Dataset entries -
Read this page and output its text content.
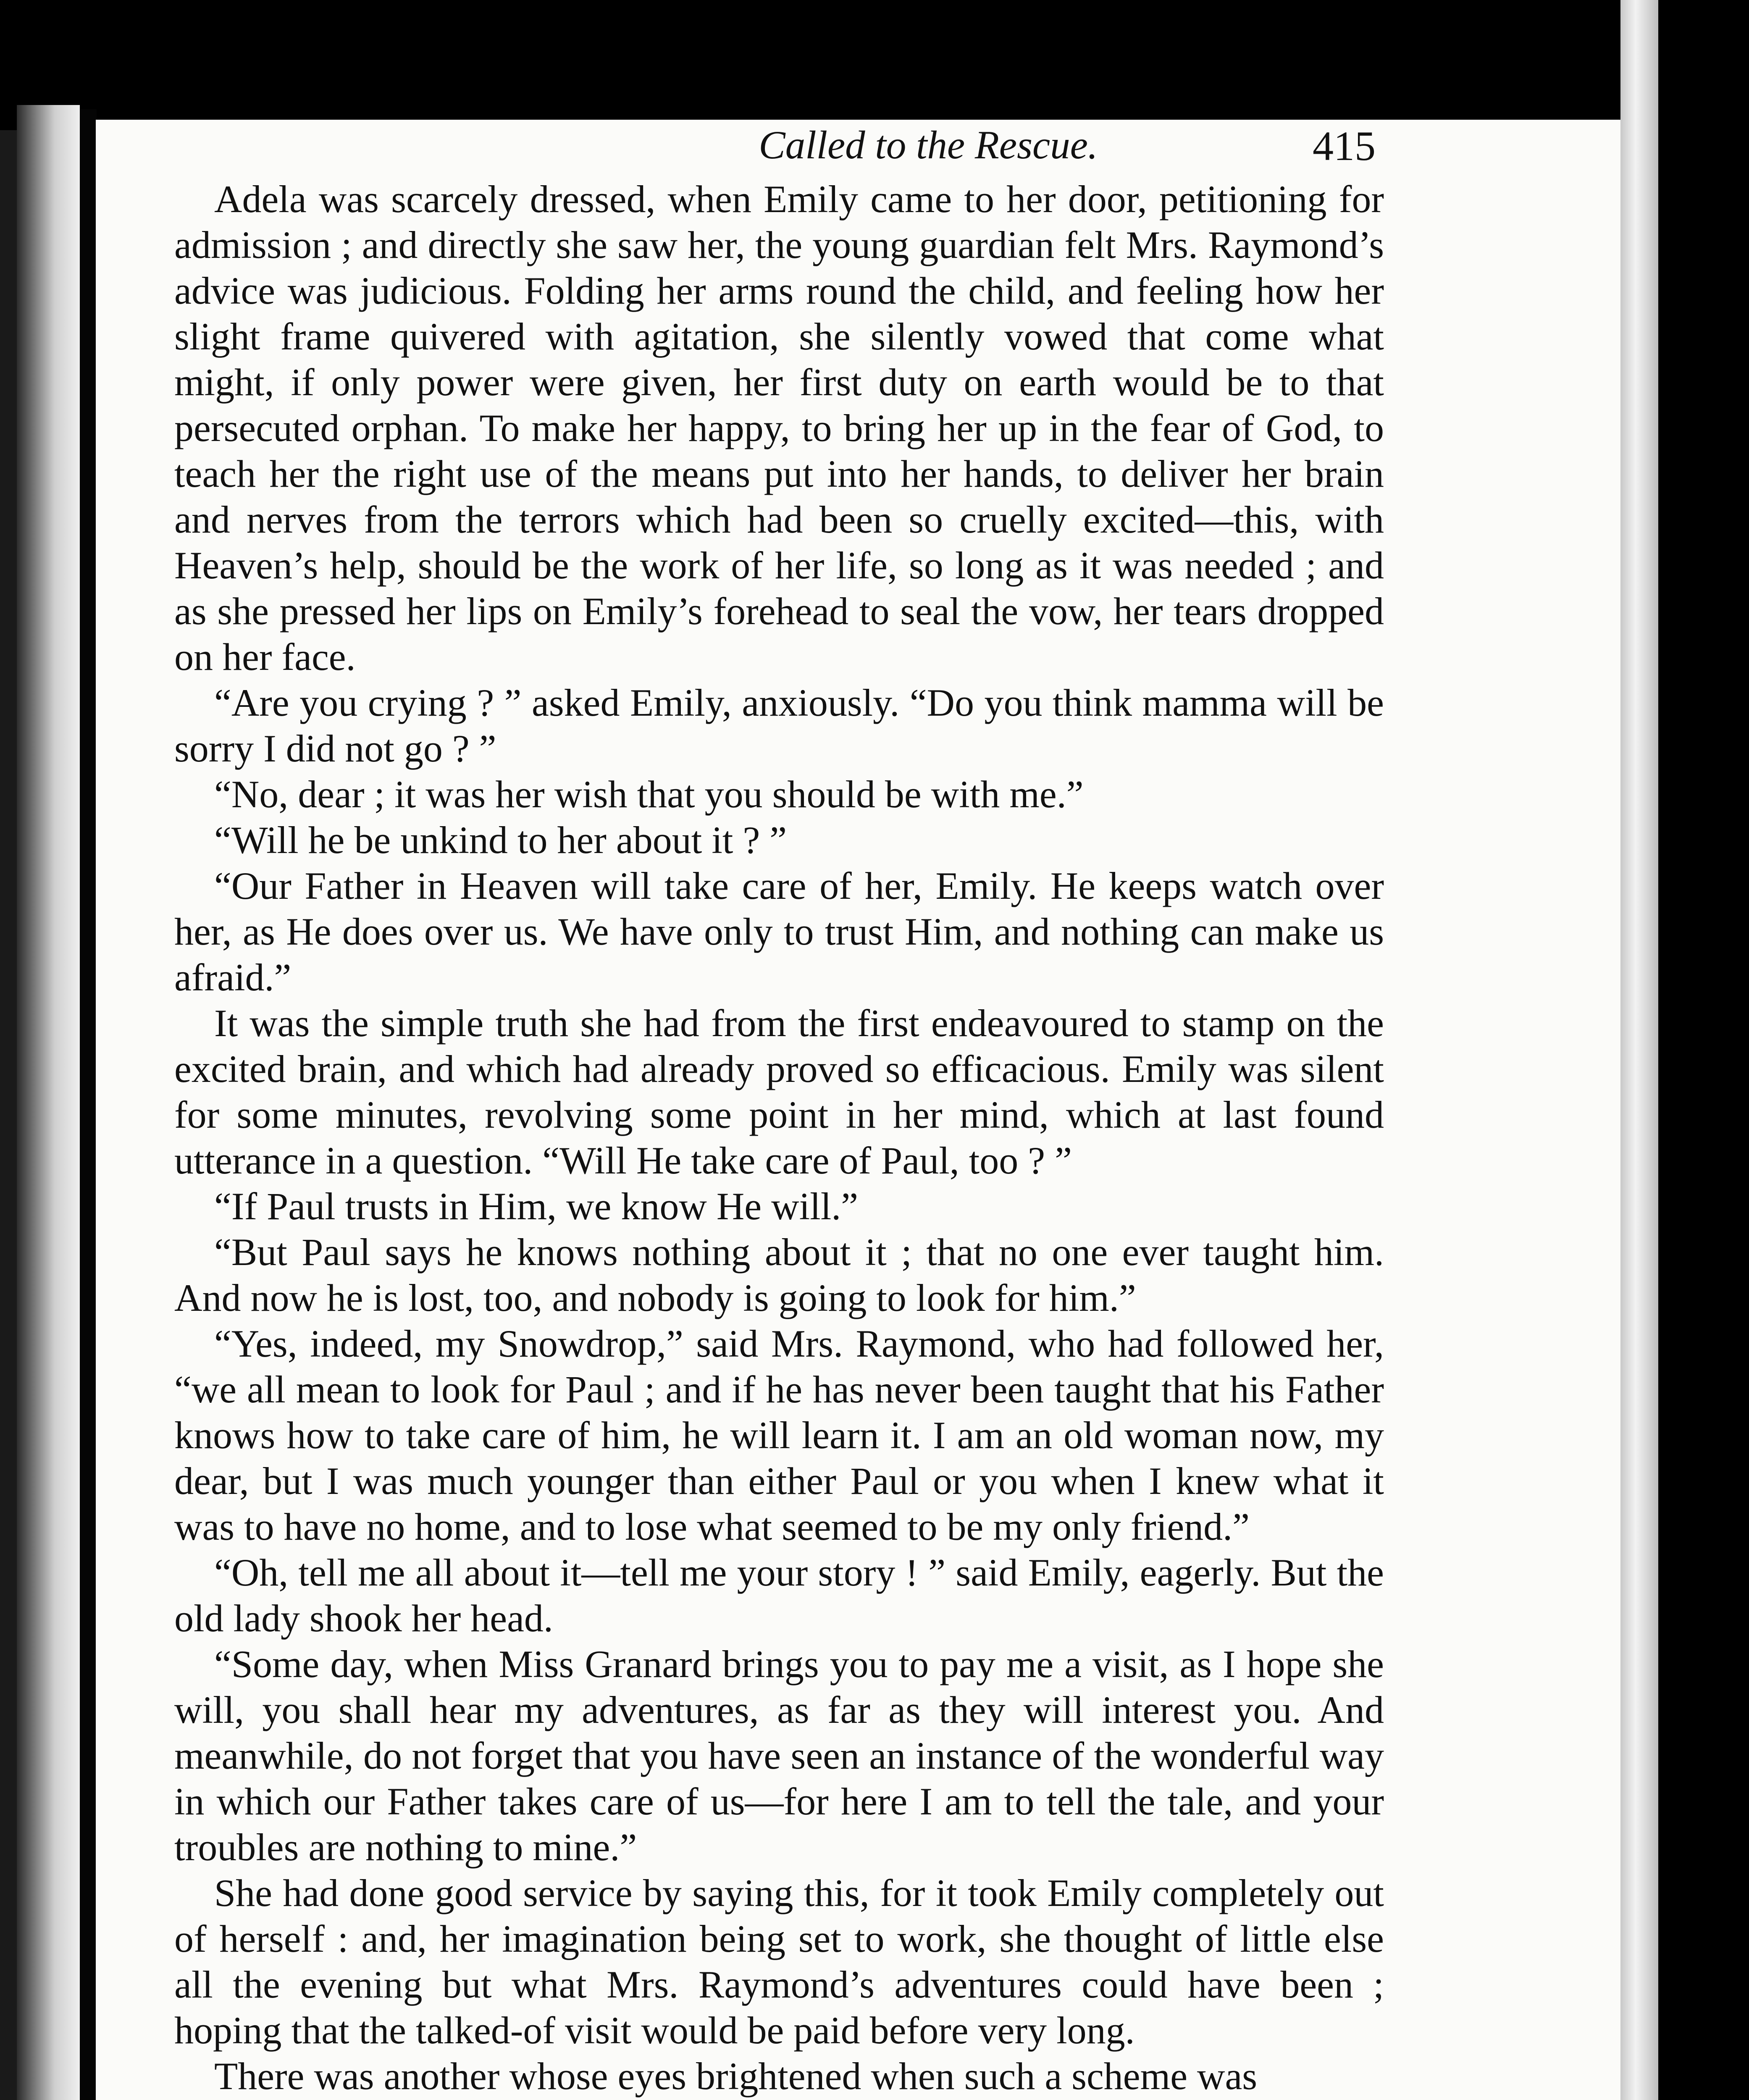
Called to the Rescue.	415

Adela was scarcely dressed, when Emily came to her door, petitioning for admission ; and directly she saw her, the young guardian felt Mrs. Raymond’s advice was judicious. Folding her arms round the child, and feeling how her slight frame quivered with agitation, she silently vowed that come what might, if only power were given, her first duty on earth would be to that persecuted orphan. To make her happy, to bring her up in the fear of God, to teach her the right use of the means put into her hands, to deliver her brain and nerves from the terrors which had been so cruelly excited—this, with Heaven’s help, should be the work of her life, so long as it was needed ; and as she pressed her lips on Emily’s forehead to seal the vow, her tears dropped on her face.

“Are you crying ? ” asked Emily, anxiously. “Do you think mamma will be sorry I did not go ? ”

“No, dear ; it was her wish that you should be with me.”

“Will he be unkind to her about it ? ”

“Our Father in Heaven will take care of her, Emily. He keeps watch over her, as He does over us. We have only to trust Him, and nothing can make us afraid.”

It was the simple truth she had from the first endeavoured to stamp on the excited brain, and which had already proved so efficacious. Emily was silent for some minutes, revolving some point in her mind, which at last found utterance in a question. “Will He take care of Paul, too ? ”

“If Paul trusts in Him, we know He will.”

“But Paul says he knows nothing about it ; that no one ever taught him. And now he is lost, too, and nobody is going to look for him.”

“Yes, indeed, my Snowdrop,” said Mrs. Raymond, who had followed her, “we all mean to look for Paul ; and if he has never been taught that his Father knows how to take care of him, he will learn it. I am an old woman now, my dear, but I was much younger than either Paul or you when I knew what it was to have no home, and to lose what seemed to be my only friend.”

“Oh, tell me all about it—tell me your story ! ” said Emily, eagerly. But the old lady shook her head.

“Some day, when Miss Granard brings you to pay me a visit, as I hope she will, you shall hear my adventures, as far as they will interest you. And meanwhile, do not forget that you have seen an instance of the wonderful way in which our Father takes care of us—for here I am to tell the tale, and your troubles are nothing to mine.”

She had done good service by saying this, for it took Emily completely out of herself : and, her imagination being set to work, she thought of little else all the evening but what Mrs. Raymond’s adventures could have been ; hoping that the talked-of visit would be paid before very long.

There was another whose eyes brightened when such a scheme was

The task - Using the listing above, pull out all lines that hold the word "Heaven".

Exercise response -
Adela was scarcely dressed, when Emily came to her door, petitioning for admission ; and directly she saw her, the young guardian felt Mrs. Raymond’s advice was judicious. Folding her arms round the child, and feeling how her slight frame quivered with agitation, she silently vowed that come what might, if only power were given, her first duty on earth would be to that persecuted orphan. To make her happy, to bring her up in the fear of God, to teach her the right use of the means put into her hands, to deliver her brain and nerves from the terrors which had been so cruelly excited—this, with Heaven’s help, should be the work of her life, so long as it was needed ; and as she pressed her lips on Emily’s forehead to seal the vow, her tears dropped on her face.
“Our Father in Heaven will take care of her, Emily. He keeps watch over her, as He does over us. We have only to trust Him, and nothing can make us afraid.”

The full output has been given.